## START
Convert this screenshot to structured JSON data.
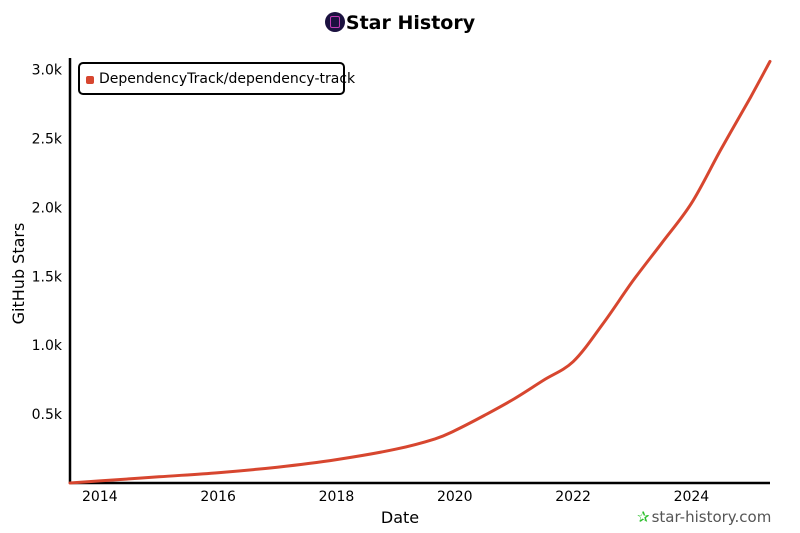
{
  "title": "Star History",
  "watermark": "star-history.com",
  "colors": {
    "series": "#d7462f",
    "logo_bg": "#1b1140",
    "watermark_icon": "#2bbf2b"
  },
  "chart_data": {
    "type": "line",
    "title": "Star History",
    "xlabel": "Date",
    "ylabel": "GitHub Stars",
    "x_tick_labels": [
      "2014",
      "2016",
      "2018",
      "2020",
      "2022",
      "2024"
    ],
    "y_tick_labels": [
      "0.5k",
      "1.0k",
      "1.5k",
      "2.0k",
      "2.5k",
      "3.0k"
    ],
    "xlim": [
      "2013-07-01",
      "2025-05-01"
    ],
    "ylim": [
      0,
      3070
    ],
    "grid": false,
    "legend_position": "top-left",
    "series": [
      {
        "name": "DependencyTrack/dependency-track",
        "color": "#d7462f",
        "points": [
          [
            "2013-07-01",
            0
          ],
          [
            "2014-01-01",
            15
          ],
          [
            "2015-01-01",
            45
          ],
          [
            "2016-01-01",
            75
          ],
          [
            "2017-01-01",
            115
          ],
          [
            "2018-01-01",
            170
          ],
          [
            "2019-01-01",
            245
          ],
          [
            "2019-09-01",
            320
          ],
          [
            "2020-01-01",
            380
          ],
          [
            "2020-07-01",
            490
          ],
          [
            "2021-01-01",
            610
          ],
          [
            "2021-07-01",
            745
          ],
          [
            "2022-01-01",
            880
          ],
          [
            "2022-07-01",
            1150
          ],
          [
            "2023-01-01",
            1460
          ],
          [
            "2023-07-01",
            1740
          ],
          [
            "2024-01-01",
            2030
          ],
          [
            "2024-07-01",
            2420
          ],
          [
            "2025-01-01",
            2800
          ],
          [
            "2025-05-01",
            3060
          ]
        ]
      }
    ]
  }
}
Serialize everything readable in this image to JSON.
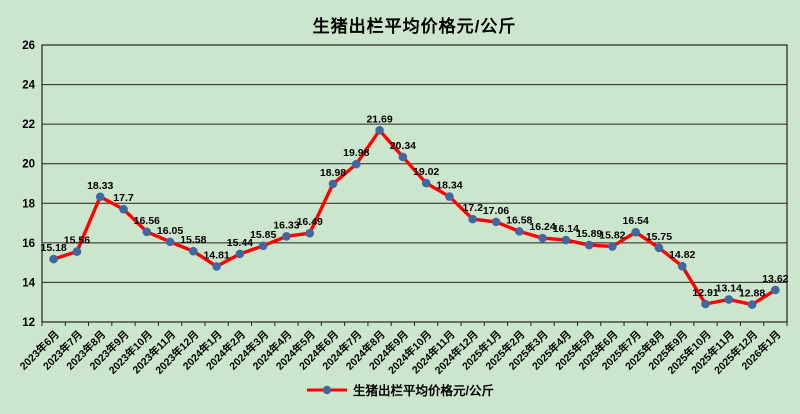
{
  "title": "生猪出栏平均价格元/公斤",
  "legend": {
    "label": "生猪出栏平均价格元/公斤"
  },
  "colors": {
    "background": "#cce6cd",
    "line": "#ff0000",
    "marker": "#3f68a0",
    "grid": "#222222",
    "text": "#000000"
  },
  "chart_data": {
    "type": "line",
    "title": "生猪出栏平均价格元/公斤",
    "categories": [
      "2023年6月",
      "2023年7月",
      "2023年8月",
      "2023年9月",
      "2023年10月",
      "2023年11月",
      "2023年12月",
      "2024年1月",
      "2024年2月",
      "2024年3月",
      "2024年4月",
      "2024年5月",
      "2024年6月",
      "2024年7月",
      "2024年8月",
      "2024年9月",
      "2024年10月",
      "2024年11月",
      "2024年12月",
      "2025年1月",
      "2025年2月",
      "2025年3月",
      "2025年4月",
      "2025年5月",
      "2025年6月",
      "2025年7月",
      "2025年8月",
      "2025年9月",
      "2025年10月",
      "2025年11月",
      "2025年12月",
      "2026年1月"
    ],
    "series": [
      {
        "name": "生猪出栏平均价格元/公斤",
        "values": [
          15.18,
          15.56,
          18.33,
          17.7,
          16.56,
          16.05,
          15.58,
          14.81,
          15.44,
          15.85,
          16.33,
          16.49,
          18.98,
          19.98,
          21.69,
          20.34,
          19.02,
          18.34,
          17.2,
          17.06,
          16.58,
          16.24,
          16.14,
          15.89,
          15.82,
          16.54,
          15.75,
          14.82,
          12.91,
          13.14,
          12.88,
          13.62
        ]
      }
    ],
    "ylim": [
      12,
      26
    ],
    "yticks": [
      12,
      14,
      16,
      18,
      20,
      22,
      24,
      26
    ],
    "grid": true,
    "data_labels": true,
    "marker": "circle",
    "legend_position": "bottom",
    "x_label_rotation": -45
  }
}
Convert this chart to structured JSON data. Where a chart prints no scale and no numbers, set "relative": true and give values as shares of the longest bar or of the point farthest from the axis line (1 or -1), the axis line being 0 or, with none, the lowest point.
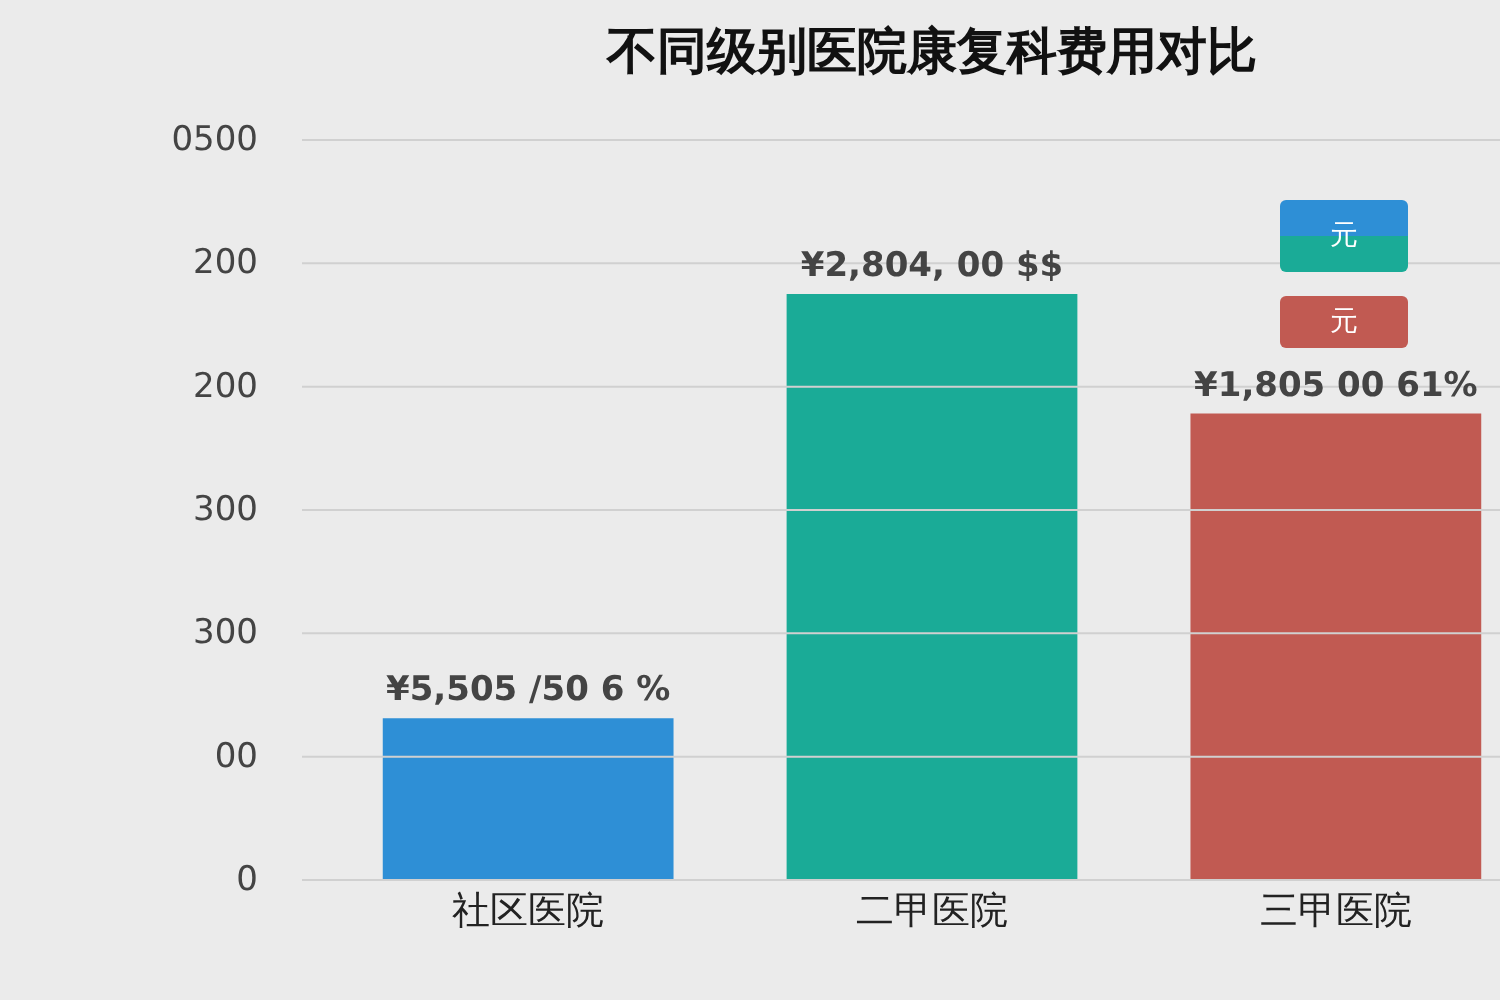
{
  "chart_data": {
    "type": "bar",
    "title": "不同级别医院康复科费用对比",
    "categories": [
      "社区医院",
      "二甲医院",
      "三甲医院"
    ],
    "values": [
      0.276,
      1,
      0.796
    ],
    "relative": true,
    "colors": [
      "#2e8fd6",
      "#1aab97",
      "#c15a52"
    ],
    "grid": "y",
    "annotations": [
      {
        "text": "¥5,505 /50 6 %",
        "x": "社区医院",
        "y": 0.276
      },
      {
        "text": "¥2,804, 00 $$",
        "x": "二甲医院",
        "y": 1
      },
      {
        "text": "¥1,805 00 61%",
        "x": "三甲医院",
        "y": 0.796
      },
      "0",
      "00",
      "300",
      "300",
      "200",
      "200",
      "0500",
      "元",
      "元"
    ]
  }
}
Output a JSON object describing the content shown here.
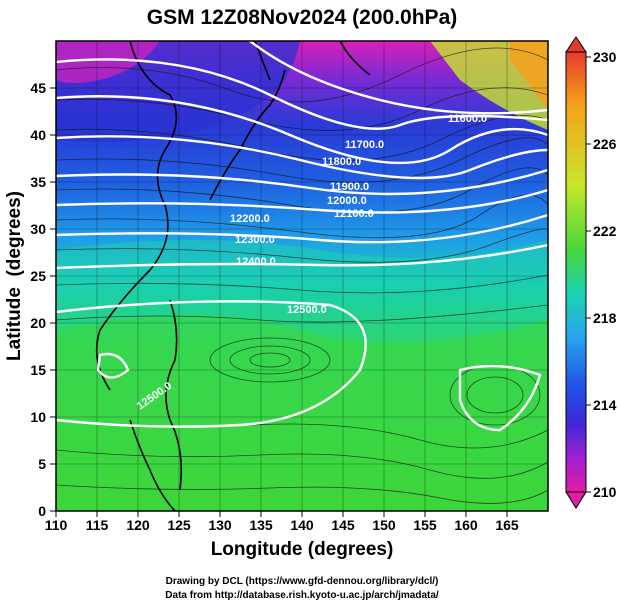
{
  "title": "GSM 12Z08Nov2024 (200.0hPa)",
  "xlabel": "Longitude (degrees)",
  "ylabel": "Latitude  (degrees)",
  "credits": [
    "Drawing by DCL (https://www.gfd-dennou.org/library/dcl/)",
    "Data from http://database.rish.kyoto-u.ac.jp/arch/jmadata/"
  ],
  "map_data": {
    "lon_range": [
      110,
      170
    ],
    "lat_range": [
      0,
      50
    ],
    "x_ticks": [
      "110",
      "115",
      "120",
      "125",
      "130",
      "135",
      "140",
      "145",
      "150",
      "155",
      "160",
      "165"
    ],
    "y_ticks": [
      "0",
      "5",
      "10",
      "15",
      "20",
      "25",
      "30",
      "35",
      "40",
      "45"
    ],
    "colorbar": {
      "min": 210,
      "max": 230,
      "labels": [
        "230",
        "226",
        "222",
        "218",
        "214",
        "210"
      ],
      "colors": [
        "#e83a2a",
        "#f6a11c",
        "#c7e72a",
        "#46d83a",
        "#19d2b4",
        "#2aa3ee",
        "#2152e4",
        "#3a2ad8",
        "#a020d0",
        "#e01ca8"
      ]
    },
    "contour_labels": [
      "11600.0",
      "11700.0",
      "11800.0",
      "11900.0",
      "12000.0",
      "12100.0",
      "12200.0",
      "12300.0",
      "12400.0",
      "12500.0",
      "12500.0"
    ]
  }
}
## END
- [Task]
From the listing above, print every entry precisely and drop the pictures.

- [The solution]
Convert this screenshot to structured JSON data.
{
  "title": "Star History",
  "watermark": "star-history.com",
  "colors": {
    "series": "#d7462f",
    "logo_bg": "#1b1140",
    "watermark_icon": "#2bbf2b"
  },
  "chart_data": {
    "type": "line",
    "title": "Star History",
    "xlabel": "Date",
    "ylabel": "GitHub Stars",
    "x_tick_labels": [
      "2014",
      "2016",
      "2018",
      "2020",
      "2022",
      "2024"
    ],
    "y_tick_labels": [
      "0.5k",
      "1.0k",
      "1.5k",
      "2.0k",
      "2.5k",
      "3.0k"
    ],
    "xlim": [
      "2013-07-01",
      "2025-05-01"
    ],
    "ylim": [
      0,
      3070
    ],
    "grid": false,
    "legend_position": "top-left",
    "series": [
      {
        "name": "DependencyTrack/dependency-track",
        "color": "#d7462f",
        "points": [
          [
            "2013-07-01",
            0
          ],
          [
            "2014-01-01",
            15
          ],
          [
            "2015-01-01",
            45
          ],
          [
            "2016-01-01",
            75
          ],
          [
            "2017-01-01",
            115
          ],
          [
            "2018-01-01",
            170
          ],
          [
            "2019-01-01",
            245
          ],
          [
            "2019-09-01",
            320
          ],
          [
            "2020-01-01",
            380
          ],
          [
            "2020-07-01",
            490
          ],
          [
            "2021-01-01",
            610
          ],
          [
            "2021-07-01",
            745
          ],
          [
            "2022-01-01",
            880
          ],
          [
            "2022-07-01",
            1150
          ],
          [
            "2023-01-01",
            1460
          ],
          [
            "2023-07-01",
            1740
          ],
          [
            "2024-01-01",
            2030
          ],
          [
            "2024-07-01",
            2420
          ],
          [
            "2025-01-01",
            2800
          ],
          [
            "2025-05-01",
            3060
          ]
        ]
      }
    ]
  }
}
Serialize everything readable in this image to JSON.
{
  "title": "生猪出栏平均价格元/公斤",
  "legend": {
    "label": "生猪出栏平均价格元/公斤"
  },
  "colors": {
    "background": "#cce6cd",
    "line": "#ff0000",
    "marker": "#3f68a0",
    "grid": "#222222",
    "text": "#000000"
  },
  "chart_data": {
    "type": "line",
    "title": "生猪出栏平均价格元/公斤",
    "categories": [
      "2023年6月",
      "2023年7月",
      "2023年8月",
      "2023年9月",
      "2023年10月",
      "2023年11月",
      "2023年12月",
      "2024年1月",
      "2024年2月",
      "2024年3月",
      "2024年4月",
      "2024年5月",
      "2024年6月",
      "2024年7月",
      "2024年8月",
      "2024年9月",
      "2024年10月",
      "2024年11月",
      "2024年12月",
      "2025年1月",
      "2025年2月",
      "2025年3月",
      "2025年4月",
      "2025年5月",
      "2025年6月",
      "2025年7月",
      "2025年8月",
      "2025年9月",
      "2025年10月",
      "2025年11月",
      "2025年12月",
      "2026年1月"
    ],
    "series": [
      {
        "name": "生猪出栏平均价格元/公斤",
        "values": [
          15.18,
          15.56,
          18.33,
          17.7,
          16.56,
          16.05,
          15.58,
          14.81,
          15.44,
          15.85,
          16.33,
          16.49,
          18.98,
          19.98,
          21.69,
          20.34,
          19.02,
          18.34,
          17.2,
          17.06,
          16.58,
          16.24,
          16.14,
          15.89,
          15.82,
          16.54,
          15.75,
          14.82,
          12.91,
          13.14,
          12.88,
          13.62
        ]
      }
    ],
    "ylim": [
      12,
      26
    ],
    "yticks": [
      12,
      14,
      16,
      18,
      20,
      22,
      24,
      26
    ],
    "grid": true,
    "data_labels": true,
    "marker": "circle",
    "legend_position": "bottom",
    "x_label_rotation": -45
  }
}
Convert this chart to structured JSON data. Where a chart prints no scale and no numbers, set "relative": true and give values as shares of the longest bar or of the point farthest from the axis line (1 or -1), the axis line being 0 or, with none, the lowest point.
{
  "chart_data": {
    "type": "bar",
    "title": "不同级别医院康复科费用对比",
    "categories": [
      "社区医院",
      "二甲医院",
      "三甲医院"
    ],
    "values": [
      0.276,
      1,
      0.796
    ],
    "relative": true,
    "colors": [
      "#2e8fd6",
      "#1aab97",
      "#c15a52"
    ],
    "grid": "y",
    "annotations": [
      {
        "text": "¥5,505 /50 6 %",
        "x": "社区医院",
        "y": 0.276
      },
      {
        "text": "¥2,804, 00 $$",
        "x": "二甲医院",
        "y": 1
      },
      {
        "text": "¥1,805 00 61%",
        "x": "三甲医院",
        "y": 0.796
      },
      "0",
      "00",
      "300",
      "300",
      "200",
      "200",
      "0500",
      "元",
      "元"
    ]
  }
}
Output a JSON object describing the content shown here.
{
  "title": "GSM 12Z08Nov2024 (200.0hPa)",
  "xlabel": "Longitude (degrees)",
  "ylabel": "Latitude  (degrees)",
  "credits": [
    "Drawing by DCL (https://www.gfd-dennou.org/library/dcl/)",
    "Data from http://database.rish.kyoto-u.ac.jp/arch/jmadata/"
  ],
  "map_data": {
    "lon_range": [
      110,
      170
    ],
    "lat_range": [
      0,
      50
    ],
    "x_ticks": [
      "110",
      "115",
      "120",
      "125",
      "130",
      "135",
      "140",
      "145",
      "150",
      "155",
      "160",
      "165"
    ],
    "y_ticks": [
      "0",
      "5",
      "10",
      "15",
      "20",
      "25",
      "30",
      "35",
      "40",
      "45"
    ],
    "colorbar": {
      "min": 210,
      "max": 230,
      "labels": [
        "230",
        "226",
        "222",
        "218",
        "214",
        "210"
      ],
      "colors": [
        "#e83a2a",
        "#f6a11c",
        "#c7e72a",
        "#46d83a",
        "#19d2b4",
        "#2aa3ee",
        "#2152e4",
        "#3a2ad8",
        "#a020d0",
        "#e01ca8"
      ]
    },
    "contour_labels": [
      "11600.0",
      "11700.0",
      "11800.0",
      "11900.0",
      "12000.0",
      "12100.0",
      "12200.0",
      "12300.0",
      "12400.0",
      "12500.0",
      "12500.0"
    ]
  }
}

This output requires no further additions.